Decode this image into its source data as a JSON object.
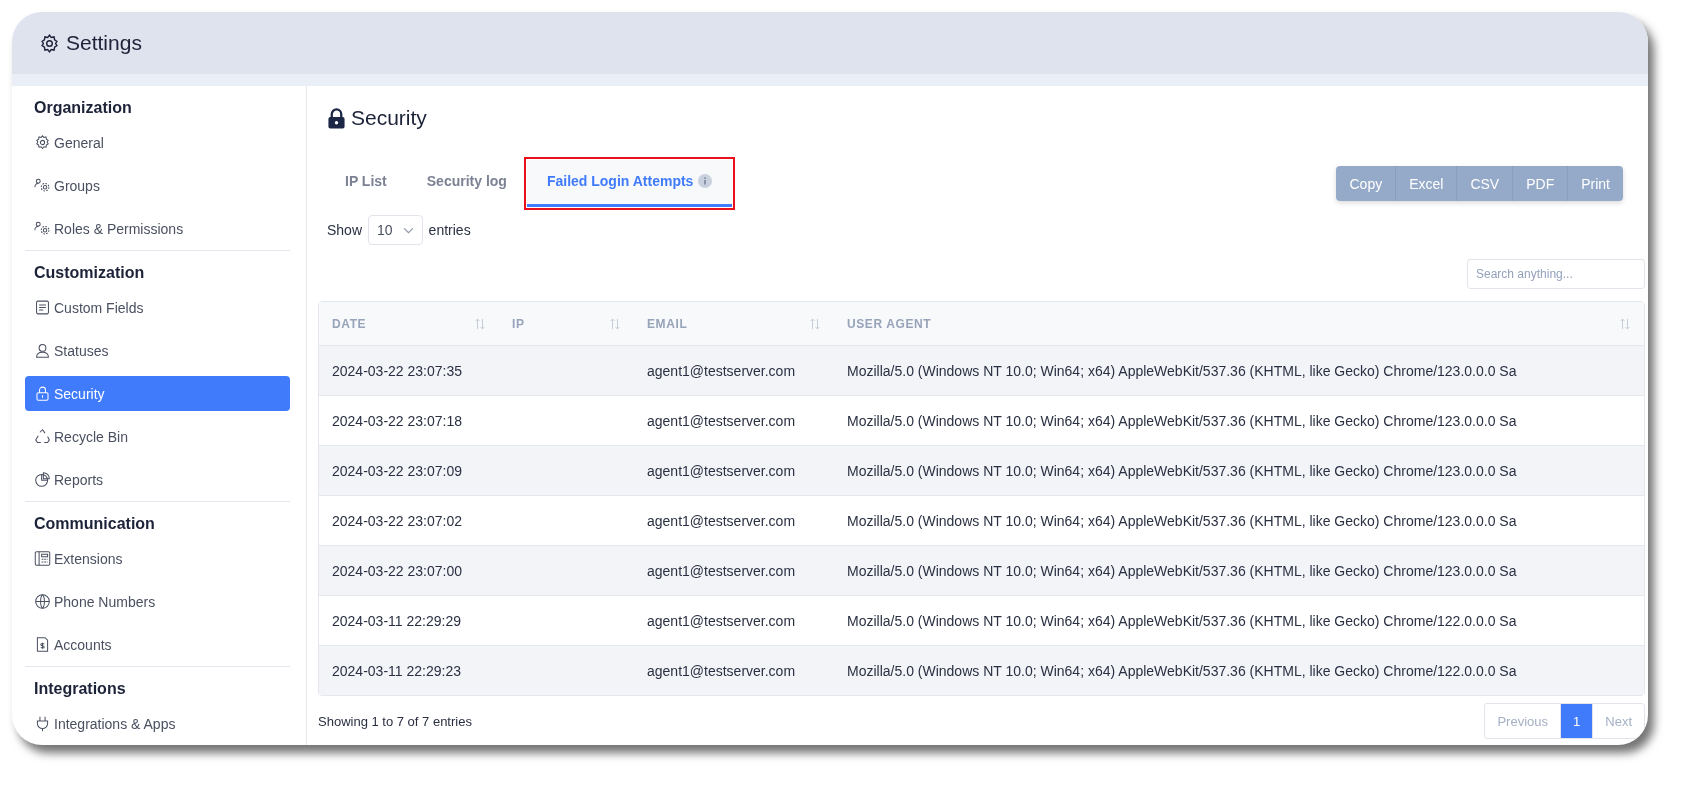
{
  "header": {
    "title": "Settings"
  },
  "sidebar": {
    "sections": [
      {
        "heading": "Organization",
        "items": [
          {
            "label": "General",
            "selected": false
          },
          {
            "label": "Groups",
            "selected": false
          },
          {
            "label": "Roles & Permissions",
            "selected": false
          }
        ]
      },
      {
        "heading": "Customization",
        "items": [
          {
            "label": "Custom Fields",
            "selected": false
          },
          {
            "label": "Statuses",
            "selected": false
          },
          {
            "label": "Security",
            "selected": true
          },
          {
            "label": "Recycle Bin",
            "selected": false
          },
          {
            "label": "Reports",
            "selected": false
          }
        ]
      },
      {
        "heading": "Communication",
        "items": [
          {
            "label": "Extensions",
            "selected": false
          },
          {
            "label": "Phone Numbers",
            "selected": false
          },
          {
            "label": "Accounts",
            "selected": false
          }
        ]
      },
      {
        "heading": "Integrations",
        "items": [
          {
            "label": "Integrations & Apps",
            "selected": false
          }
        ]
      }
    ]
  },
  "page": {
    "title": "Security"
  },
  "tabs": [
    {
      "label": "IP List",
      "selected": false
    },
    {
      "label": "Security log",
      "selected": false
    },
    {
      "label": "Failed Login Attempts",
      "selected": true,
      "highlighted": true
    }
  ],
  "export_buttons": [
    "Copy",
    "Excel",
    "CSV",
    "PDF",
    "Print"
  ],
  "length": {
    "before": "Show",
    "value": "10",
    "after": "entries"
  },
  "search": {
    "placeholder": "Search anything..."
  },
  "table": {
    "columns": [
      "DATE",
      "IP",
      "EMAIL",
      "USER AGENT"
    ],
    "rows": [
      {
        "date": "2024-03-22 23:07:35",
        "email": "agent1@testserver.com",
        "user_agent": "Mozilla/5.0 (Windows NT 10.0; Win64; x64) AppleWebKit/537.36 (KHTML, like Gecko) Chrome/123.0.0.0 Sa"
      },
      {
        "date": "2024-03-22 23:07:18",
        "email": "agent1@testserver.com",
        "user_agent": "Mozilla/5.0 (Windows NT 10.0; Win64; x64) AppleWebKit/537.36 (KHTML, like Gecko) Chrome/123.0.0.0 Sa"
      },
      {
        "date": "2024-03-22 23:07:09",
        "email": "agent1@testserver.com",
        "user_agent": "Mozilla/5.0 (Windows NT 10.0; Win64; x64) AppleWebKit/537.36 (KHTML, like Gecko) Chrome/123.0.0.0 Sa"
      },
      {
        "date": "2024-03-22 23:07:02",
        "email": "agent1@testserver.com",
        "user_agent": "Mozilla/5.0 (Windows NT 10.0; Win64; x64) AppleWebKit/537.36 (KHTML, like Gecko) Chrome/123.0.0.0 Sa"
      },
      {
        "date": "2024-03-22 23:07:00",
        "email": "agent1@testserver.com",
        "user_agent": "Mozilla/5.0 (Windows NT 10.0; Win64; x64) AppleWebKit/537.36 (KHTML, like Gecko) Chrome/123.0.0.0 Sa"
      },
      {
        "date": "2024-03-11 22:29:29",
        "email": "agent1@testserver.com",
        "user_agent": "Mozilla/5.0 (Windows NT 10.0; Win64; x64) AppleWebKit/537.36 (KHTML, like Gecko) Chrome/122.0.0.0 Sa"
      },
      {
        "date": "2024-03-11 22:29:23",
        "email": "agent1@testserver.com",
        "user_agent": "Mozilla/5.0 (Windows NT 10.0; Win64; x64) AppleWebKit/537.36 (KHTML, like Gecko) Chrome/122.0.0.0 Sa"
      }
    ]
  },
  "footer": {
    "info": "Showing 1 to 7 of 7 entries"
  },
  "pagination": [
    {
      "label": "Previous",
      "selected": false,
      "disabled": true
    },
    {
      "label": "1",
      "selected": true,
      "disabled": false
    },
    {
      "label": "Next",
      "selected": false,
      "disabled": true
    }
  ]
}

────

#### STATED PROBLEM:
Using the records above, pull out each line where the word "entries" occurs.

#### WORKED SOLUTION:
    "after": "entries"
    "info": "Showing 1 to 7 of 7 entries"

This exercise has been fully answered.